• [Exercise details]: Every record below should be transcribed exactly. Omit the images.

• [Exercise input]:
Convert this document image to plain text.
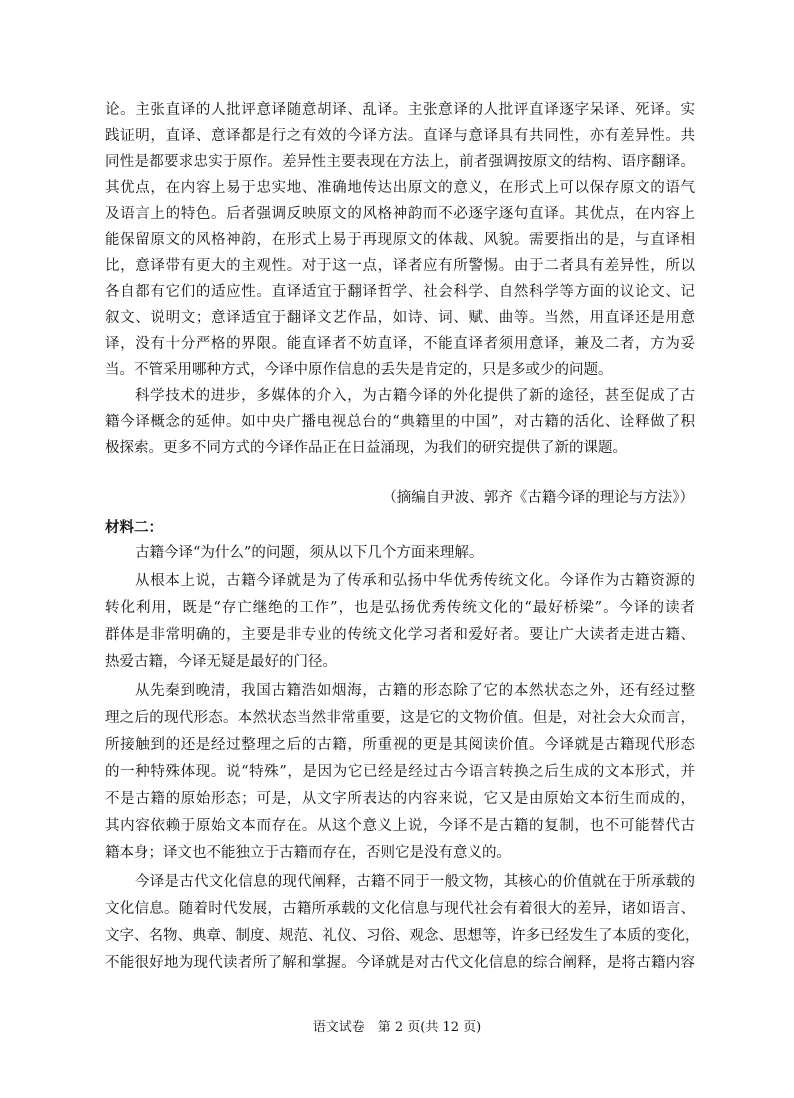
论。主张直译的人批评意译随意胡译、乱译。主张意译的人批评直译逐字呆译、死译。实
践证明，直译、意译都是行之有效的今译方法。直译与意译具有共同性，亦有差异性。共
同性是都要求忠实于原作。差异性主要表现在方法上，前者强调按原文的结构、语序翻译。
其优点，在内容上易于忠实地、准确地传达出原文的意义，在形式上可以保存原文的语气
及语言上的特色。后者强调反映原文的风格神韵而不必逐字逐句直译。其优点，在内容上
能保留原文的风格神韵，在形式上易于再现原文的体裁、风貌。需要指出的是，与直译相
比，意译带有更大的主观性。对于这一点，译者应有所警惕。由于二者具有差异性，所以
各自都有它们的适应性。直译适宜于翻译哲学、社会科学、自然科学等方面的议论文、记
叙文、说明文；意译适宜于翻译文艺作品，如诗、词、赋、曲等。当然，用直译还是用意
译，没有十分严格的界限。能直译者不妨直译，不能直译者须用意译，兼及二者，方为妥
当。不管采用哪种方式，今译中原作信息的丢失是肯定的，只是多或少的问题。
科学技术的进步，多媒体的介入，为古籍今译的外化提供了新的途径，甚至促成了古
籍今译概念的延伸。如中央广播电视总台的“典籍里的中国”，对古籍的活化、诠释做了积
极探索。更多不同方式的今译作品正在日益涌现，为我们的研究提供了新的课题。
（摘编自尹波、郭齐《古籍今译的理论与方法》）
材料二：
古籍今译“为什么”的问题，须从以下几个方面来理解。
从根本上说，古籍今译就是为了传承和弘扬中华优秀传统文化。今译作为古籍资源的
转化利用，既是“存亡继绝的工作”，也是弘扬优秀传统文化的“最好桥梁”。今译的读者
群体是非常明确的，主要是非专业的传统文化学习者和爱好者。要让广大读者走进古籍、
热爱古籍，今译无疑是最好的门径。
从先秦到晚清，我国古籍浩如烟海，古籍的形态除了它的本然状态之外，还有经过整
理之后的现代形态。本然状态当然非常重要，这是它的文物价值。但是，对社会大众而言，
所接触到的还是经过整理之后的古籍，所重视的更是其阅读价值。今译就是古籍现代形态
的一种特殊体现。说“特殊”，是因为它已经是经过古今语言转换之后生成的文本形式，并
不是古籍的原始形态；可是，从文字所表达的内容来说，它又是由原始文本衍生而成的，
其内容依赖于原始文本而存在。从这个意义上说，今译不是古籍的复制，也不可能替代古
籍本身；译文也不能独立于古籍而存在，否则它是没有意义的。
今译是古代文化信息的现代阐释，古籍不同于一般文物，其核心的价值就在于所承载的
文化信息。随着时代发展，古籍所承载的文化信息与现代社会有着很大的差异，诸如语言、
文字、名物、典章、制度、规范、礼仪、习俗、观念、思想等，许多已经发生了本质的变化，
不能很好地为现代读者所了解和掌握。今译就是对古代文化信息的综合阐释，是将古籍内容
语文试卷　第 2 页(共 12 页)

• [Reply]:
Convert this document image to plain text.
论。主张直译的人批评意译随意胡译、乱译。主张意译的人批评直译逐字呆译、死译。实
践证明，直译、意译都是行之有效的今译方法。直译与意译具有共同性，亦有差异性。共
同性是都要求忠实于原作。差异性主要表现在方法上，前者强调按原文的结构、语序翻译。
其优点，在内容上易于忠实地、准确地传达出原文的意义，在形式上可以保存原文的语气
及语言上的特色。后者强调反映原文的风格神韵而不必逐字逐句直译。其优点，在内容上
能保留原文的风格神韵，在形式上易于再现原文的体裁、风貌。需要指出的是，与直译相
比，意译带有更大的主观性。对于这一点，译者应有所警惕。由于二者具有差异性，所以
各自都有它们的适应性。直译适宜于翻译哲学、社会科学、自然科学等方面的议论文、记
叙文、说明文；意译适宜于翻译文艺作品，如诗、词、赋、曲等。当然，用直译还是用意
译，没有十分严格的界限。能直译者不妨直译，不能直译者须用意译，兼及二者，方为妥
当。不管采用哪种方式，今译中原作信息的丢失是肯定的，只是多或少的问题。
科学技术的进步，多媒体的介入，为古籍今译的外化提供了新的途径，甚至促成了古
籍今译概念的延伸。如中央广播电视总台的“典籍里的中国”，对古籍的活化、诠释做了积
极探索。更多不同方式的今译作品正在日益涌现，为我们的研究提供了新的课题。
（摘编自尹波、郭齐《古籍今译的理论与方法》）
材料二：
古籍今译“为什么”的问题，须从以下几个方面来理解。
从根本上说，古籍今译就是为了传承和弘扬中华优秀传统文化。今译作为古籍资源的
转化利用，既是“存亡继绝的工作”，也是弘扬优秀传统文化的“最好桥梁”。今译的读者
群体是非常明确的，主要是非专业的传统文化学习者和爱好者。要让广大读者走进古籍、
热爱古籍，今译无疑是最好的门径。
从先秦到晚清，我国古籍浩如烟海，古籍的形态除了它的本然状态之外，还有经过整
理之后的现代形态。本然状态当然非常重要，这是它的文物价值。但是，对社会大众而言，
所接触到的还是经过整理之后的古籍，所重视的更是其阅读价值。今译就是古籍现代形态
的一种特殊体现。说“特殊”，是因为它已经是经过古今语言转换之后生成的文本形式，并
不是古籍的原始形态；可是，从文字所表达的内容来说，它又是由原始文本衍生而成的，
其内容依赖于原始文本而存在。从这个意义上说，今译不是古籍的复制，也不可能替代古
籍本身；译文也不能独立于古籍而存在，否则它是没有意义的。
今译是古代文化信息的现代阐释，古籍不同于一般文物，其核心的价值就在于所承载的
文化信息。随着时代发展，古籍所承载的文化信息与现代社会有着很大的差异，诸如语言、
文字、名物、典章、制度、规范、礼仪、习俗、观念、思想等，许多已经发生了本质的变化，
不能很好地为现代读者所了解和掌握。今译就是对古代文化信息的综合阐释，是将古籍内容
语文试卷　第 2 页(共 12 页)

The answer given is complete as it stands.